*Extracted information*:

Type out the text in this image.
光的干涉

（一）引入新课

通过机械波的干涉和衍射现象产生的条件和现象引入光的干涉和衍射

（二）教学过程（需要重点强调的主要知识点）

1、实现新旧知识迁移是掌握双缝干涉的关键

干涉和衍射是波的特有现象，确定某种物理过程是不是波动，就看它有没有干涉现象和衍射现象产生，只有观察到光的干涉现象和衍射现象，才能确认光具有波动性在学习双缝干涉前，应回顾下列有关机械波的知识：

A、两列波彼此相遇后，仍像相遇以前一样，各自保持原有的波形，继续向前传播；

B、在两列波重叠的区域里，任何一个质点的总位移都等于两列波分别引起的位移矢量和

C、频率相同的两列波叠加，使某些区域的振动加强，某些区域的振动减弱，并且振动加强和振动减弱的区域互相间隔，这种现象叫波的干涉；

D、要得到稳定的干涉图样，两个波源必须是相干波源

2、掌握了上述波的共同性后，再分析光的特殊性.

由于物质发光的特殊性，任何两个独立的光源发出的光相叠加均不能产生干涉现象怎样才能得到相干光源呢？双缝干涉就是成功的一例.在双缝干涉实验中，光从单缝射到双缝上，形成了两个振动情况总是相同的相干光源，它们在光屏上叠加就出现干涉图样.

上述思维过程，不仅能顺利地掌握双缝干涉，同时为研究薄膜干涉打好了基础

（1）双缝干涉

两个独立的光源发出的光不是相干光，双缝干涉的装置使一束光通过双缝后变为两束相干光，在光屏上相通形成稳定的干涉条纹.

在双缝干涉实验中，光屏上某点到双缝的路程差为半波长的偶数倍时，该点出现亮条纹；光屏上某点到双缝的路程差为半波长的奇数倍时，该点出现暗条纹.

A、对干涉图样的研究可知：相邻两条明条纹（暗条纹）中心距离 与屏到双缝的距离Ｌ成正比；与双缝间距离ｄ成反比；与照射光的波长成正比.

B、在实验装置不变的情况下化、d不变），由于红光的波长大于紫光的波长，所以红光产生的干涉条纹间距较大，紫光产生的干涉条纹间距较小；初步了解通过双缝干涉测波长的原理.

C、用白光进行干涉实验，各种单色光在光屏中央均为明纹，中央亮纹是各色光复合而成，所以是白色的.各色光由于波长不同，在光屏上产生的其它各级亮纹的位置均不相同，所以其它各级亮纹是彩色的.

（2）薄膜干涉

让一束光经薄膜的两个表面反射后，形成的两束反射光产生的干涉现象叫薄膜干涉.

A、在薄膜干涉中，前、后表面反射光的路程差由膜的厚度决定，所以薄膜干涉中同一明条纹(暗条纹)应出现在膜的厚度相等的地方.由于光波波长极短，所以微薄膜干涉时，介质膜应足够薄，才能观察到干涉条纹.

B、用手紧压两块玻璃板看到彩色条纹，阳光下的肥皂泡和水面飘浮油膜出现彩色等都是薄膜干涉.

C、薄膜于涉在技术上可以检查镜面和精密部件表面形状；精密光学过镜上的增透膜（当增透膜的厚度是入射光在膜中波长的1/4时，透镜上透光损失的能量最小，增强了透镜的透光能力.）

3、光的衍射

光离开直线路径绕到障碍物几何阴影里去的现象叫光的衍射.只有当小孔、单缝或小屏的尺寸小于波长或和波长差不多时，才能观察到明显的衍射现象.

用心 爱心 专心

*Goal*: Go through the material and copy out every line with "在双缝干涉实验中" in it.

*Final result*:
由于物质发光的特殊性，任何两个独立的光源发出的光相叠加均不能产生干涉现象怎样才能得到相干光源呢？双缝干涉就是成功的一例.在双缝干涉实验中，光从单缝射到双缝上，形成了两个振动情况总是相同的相干光源，它们在光屏上叠加就出现干涉图样.
在双缝干涉实验中，光屏上某点到双缝的路程差为半波长的偶数倍时，该点出现亮条纹；光屏上某点到双缝的路程差为半波长的奇数倍时，该点出现暗条纹.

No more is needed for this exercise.